*Problem description:*
Write out the full set of records exactly. Any pictures in them do not belong in the copy.

_____

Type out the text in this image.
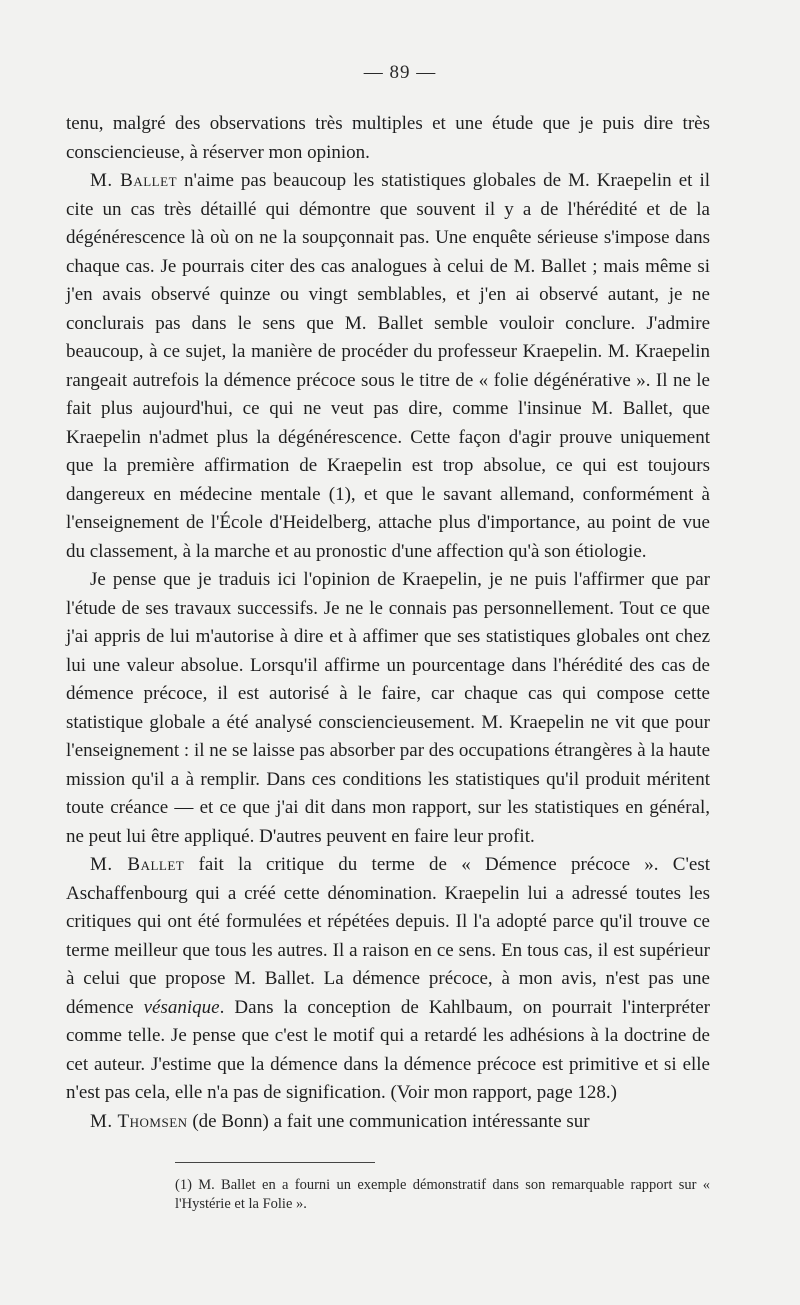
— 89 —

tenu, malgré des observations très multiples et une étude que je puis dire très consciencieuse, à réserver mon opinion.

M. Ballet n'aime pas beaucoup les statistiques globales de M. Kraepelin et il cite un cas très détaillé qui démontre que souvent il y a de l'hérédité et de la dégénérescence là où on ne la soupçonnait pas. Une enquête sérieuse s'impose dans chaque cas. Je pourrais citer des cas analogues à celui de M. Ballet ; mais même si j'en avais observé quinze ou vingt semblables, et j'en ai observé autant, je ne conclurais pas dans le sens que M. Ballet semble vouloir conclure. J'admire beaucoup, à ce sujet, la manière de procéder du professeur Kraepelin. M. Kraepelin rangeait autrefois la démence précoce sous le titre de « folie dégénérative ». Il ne le fait plus aujourd'hui, ce qui ne veut pas dire, comme l'insinue M. Ballet, que Kraepelin n'admet plus la dégénérescence. Cette façon d'agir prouve uniquement que la première affirmation de Kraepelin est trop absolue, ce qui est toujours dangereux en médecine mentale (1), et que le savant allemand, conformément à l'enseignement de l'École d'Heidelberg, attache plus d'importance, au point de vue du classement, à la marche et au pronostic d'une affection qu'à son étiologie.

Je pense que je traduis ici l'opinion de Kraepelin, je ne puis l'affirmer que par l'étude de ses travaux successifs. Je ne le connais pas personnellement. Tout ce que j'ai appris de lui m'autorise à dire et à affimer que ses statistiques globales ont chez lui une valeur absolue. Lorsqu'il affirme un pourcentage dans l'hérédité des cas de démence précoce, il est autorisé à le faire, car chaque cas qui compose cette statistique globale a été analysé consciencieusement. M. Kraepelin ne vit que pour l'enseignement : il ne se laisse pas absorber par des occupations étrangères à la haute mission qu'il a à remplir. Dans ces conditions les statistiques qu'il produit méritent toute créance — et ce que j'ai dit dans mon rapport, sur les statistiques en général, ne peut lui être appliqué. D'autres peuvent en faire leur profit.

M. Ballet fait la critique du terme de « Démence précoce ». C'est Aschaffenbourg qui a créé cette dénomination. Kraepelin lui a adressé toutes les critiques qui ont été formulées et répétées depuis. Il l'a adopté parce qu'il trouve ce terme meilleur que tous les autres. Il a raison en ce sens. En tous cas, il est supérieur à celui que propose M. Ballet. La démence précoce, à mon avis, n'est pas une démence vésanique. Dans la conception de Kahlbaum, on pourrait l'interpréter comme telle. Je pense que c'est le motif qui a retardé les adhésions à la doctrine de cet auteur. J'estime que la démence dans la démence précoce est primitive et si elle n'est pas cela, elle n'a pas de signification. (Voir mon rapport, page 128.)

M. Thomsen (de Bonn) a fait une communication intéressante sur

(1) M. Ballet en a fourni un exemple démonstratif dans son remarquable rapport sur « l'Hystérie et la Folie ».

_____

*Exercise solution:*
Type out the text in this image.
— 89 —

tenu, malgré des observations très multiples et une étude que je puis dire très consciencieuse, à réserver mon opinion.

M. Ballet n'aime pas beaucoup les statistiques globales de M. Kraepelin et il cite un cas très détaillé qui démontre que souvent il y a de l'hérédité et de la dégénérescence là où on ne la soupçonnait pas. Une enquête sérieuse s'impose dans chaque cas. Je pourrais citer des cas analogues à celui de M. Ballet ; mais même si j'en avais observé quinze ou vingt semblables, et j'en ai observé autant, je ne conclurais pas dans le sens que M. Ballet semble vouloir conclure. J'admire beaucoup, à ce sujet, la manière de procéder du professeur Kraepelin. M. Kraepelin rangeait autrefois la démence précoce sous le titre de « folie dégénérative ». Il ne le fait plus aujourd'hui, ce qui ne veut pas dire, comme l'insinue M. Ballet, que Kraepelin n'admet plus la dégénérescence. Cette façon d'agir prouve uniquement que la première affirmation de Kraepelin est trop absolue, ce qui est toujours dangereux en médecine mentale (1), et que le savant allemand, conformément à l'enseignement de l'École d'Heidelberg, attache plus d'importance, au point de vue du classement, à la marche et au pronostic d'une affection qu'à son étiologie.

Je pense que je traduis ici l'opinion de Kraepelin, je ne puis l'affirmer que par l'étude de ses travaux successifs. Je ne le connais pas personnellement. Tout ce que j'ai appris de lui m'autorise à dire et à affimer que ses statistiques globales ont chez lui une valeur absolue. Lorsqu'il affirme un pourcentage dans l'hérédité des cas de démence précoce, il est autorisé à le faire, car chaque cas qui compose cette statistique globale a été analysé consciencieusement. M. Kraepelin ne vit que pour l'enseignement : il ne se laisse pas absorber par des occupations étrangères à la haute mission qu'il a à remplir. Dans ces conditions les statistiques qu'il produit méritent toute créance — et ce que j'ai dit dans mon rapport, sur les statistiques en général, ne peut lui être appliqué. D'autres peuvent en faire leur profit.

M. Ballet fait la critique du terme de « Démence précoce ». C'est Aschaffenbourg qui a créé cette dénomination. Kraepelin lui a adressé toutes les critiques qui ont été formulées et répétées depuis. Il l'a adopté parce qu'il trouve ce terme meilleur que tous les autres. Il a raison en ce sens. En tous cas, il est supérieur à celui que propose M. Ballet. La démence précoce, à mon avis, n'est pas une démence vésanique. Dans la conception de Kahlbaum, on pourrait l'interpréter comme telle. Je pense que c'est le motif qui a retardé les adhésions à la doctrine de cet auteur. J'estime que la démence dans la démence précoce est primitive et si elle n'est pas cela, elle n'a pas de signification. (Voir mon rapport, page 128.)

M. Thomsen (de Bonn) a fait une communication intéressante sur

(1) M. Ballet en a fourni un exemple démonstratif dans son remarquable rapport sur « l'Hystérie et la Folie ».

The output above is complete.